WHAT TO DO:
Take the line that contains "Output a JSON" and every line after it in the material below, and quote them exactly.

WORKING DATA:

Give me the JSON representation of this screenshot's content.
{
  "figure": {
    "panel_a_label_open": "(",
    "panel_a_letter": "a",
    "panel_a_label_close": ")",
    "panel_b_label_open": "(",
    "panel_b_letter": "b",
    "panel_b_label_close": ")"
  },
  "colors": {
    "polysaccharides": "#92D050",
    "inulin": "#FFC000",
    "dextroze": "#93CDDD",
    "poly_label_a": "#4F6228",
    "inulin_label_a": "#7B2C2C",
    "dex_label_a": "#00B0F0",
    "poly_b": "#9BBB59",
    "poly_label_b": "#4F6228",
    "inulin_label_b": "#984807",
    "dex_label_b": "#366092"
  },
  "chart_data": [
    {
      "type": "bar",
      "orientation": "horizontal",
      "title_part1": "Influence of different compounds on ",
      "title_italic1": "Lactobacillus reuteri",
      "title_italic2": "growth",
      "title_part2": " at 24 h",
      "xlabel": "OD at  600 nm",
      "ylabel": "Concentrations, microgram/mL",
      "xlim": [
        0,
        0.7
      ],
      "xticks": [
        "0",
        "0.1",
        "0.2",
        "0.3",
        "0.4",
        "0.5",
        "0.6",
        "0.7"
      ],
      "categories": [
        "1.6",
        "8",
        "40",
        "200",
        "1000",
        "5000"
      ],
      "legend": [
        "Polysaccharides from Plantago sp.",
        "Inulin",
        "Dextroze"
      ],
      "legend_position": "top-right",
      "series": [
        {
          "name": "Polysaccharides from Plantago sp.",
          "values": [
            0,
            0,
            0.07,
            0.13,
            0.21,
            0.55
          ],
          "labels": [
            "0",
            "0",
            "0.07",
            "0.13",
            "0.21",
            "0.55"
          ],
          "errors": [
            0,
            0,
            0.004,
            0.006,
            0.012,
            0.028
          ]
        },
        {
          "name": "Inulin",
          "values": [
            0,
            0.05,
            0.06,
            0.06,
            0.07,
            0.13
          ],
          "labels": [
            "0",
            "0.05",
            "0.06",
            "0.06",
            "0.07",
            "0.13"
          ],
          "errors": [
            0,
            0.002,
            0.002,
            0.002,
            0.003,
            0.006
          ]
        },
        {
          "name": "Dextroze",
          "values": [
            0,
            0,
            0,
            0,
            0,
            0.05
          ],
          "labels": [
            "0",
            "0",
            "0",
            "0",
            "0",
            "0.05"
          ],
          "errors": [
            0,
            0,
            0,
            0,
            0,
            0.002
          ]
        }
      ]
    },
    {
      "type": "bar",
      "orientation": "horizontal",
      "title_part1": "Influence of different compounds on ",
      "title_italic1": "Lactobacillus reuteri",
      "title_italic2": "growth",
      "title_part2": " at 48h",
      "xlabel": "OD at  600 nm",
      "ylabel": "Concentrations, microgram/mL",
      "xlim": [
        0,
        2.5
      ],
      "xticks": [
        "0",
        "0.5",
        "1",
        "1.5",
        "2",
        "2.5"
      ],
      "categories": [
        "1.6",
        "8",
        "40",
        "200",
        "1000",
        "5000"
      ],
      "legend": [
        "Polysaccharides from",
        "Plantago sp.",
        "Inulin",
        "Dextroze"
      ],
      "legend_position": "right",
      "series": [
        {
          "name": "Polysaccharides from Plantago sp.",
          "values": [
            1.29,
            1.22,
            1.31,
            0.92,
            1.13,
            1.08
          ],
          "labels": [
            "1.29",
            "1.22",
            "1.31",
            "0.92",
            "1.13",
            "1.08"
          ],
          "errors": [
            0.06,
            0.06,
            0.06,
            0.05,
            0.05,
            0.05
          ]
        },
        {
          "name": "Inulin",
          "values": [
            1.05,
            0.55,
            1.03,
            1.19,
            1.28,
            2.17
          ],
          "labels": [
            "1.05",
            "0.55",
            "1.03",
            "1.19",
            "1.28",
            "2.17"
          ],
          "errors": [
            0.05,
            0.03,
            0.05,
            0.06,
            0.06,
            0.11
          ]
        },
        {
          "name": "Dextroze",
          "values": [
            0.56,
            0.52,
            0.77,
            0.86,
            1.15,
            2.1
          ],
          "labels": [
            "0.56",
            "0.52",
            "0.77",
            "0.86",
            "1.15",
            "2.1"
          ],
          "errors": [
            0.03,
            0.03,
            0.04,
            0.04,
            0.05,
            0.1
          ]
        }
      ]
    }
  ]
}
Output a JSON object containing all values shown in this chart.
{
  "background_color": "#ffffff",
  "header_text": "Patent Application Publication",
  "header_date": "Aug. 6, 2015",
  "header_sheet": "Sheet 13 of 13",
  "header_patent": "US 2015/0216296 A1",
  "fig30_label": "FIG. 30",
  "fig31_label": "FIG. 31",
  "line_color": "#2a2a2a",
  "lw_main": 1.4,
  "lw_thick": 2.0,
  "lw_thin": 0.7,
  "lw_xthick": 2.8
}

ANSWER TO THIS TASK:
Output a JSON object containing all values shown in this chart.
{
  "background_color": "#ffffff",
  "header_text": "Patent Application Publication",
  "header_date": "Aug. 6, 2015",
  "header_sheet": "Sheet 13 of 13",
  "header_patent": "US 2015/0216296 A1",
  "fig30_label": "FIG. 30",
  "fig31_label": "FIG. 31",
  "line_color": "#2a2a2a",
  "lw_main": 1.4,
  "lw_thick": 2.0,
  "lw_thin": 0.7,
  "lw_xthick": 2.8
}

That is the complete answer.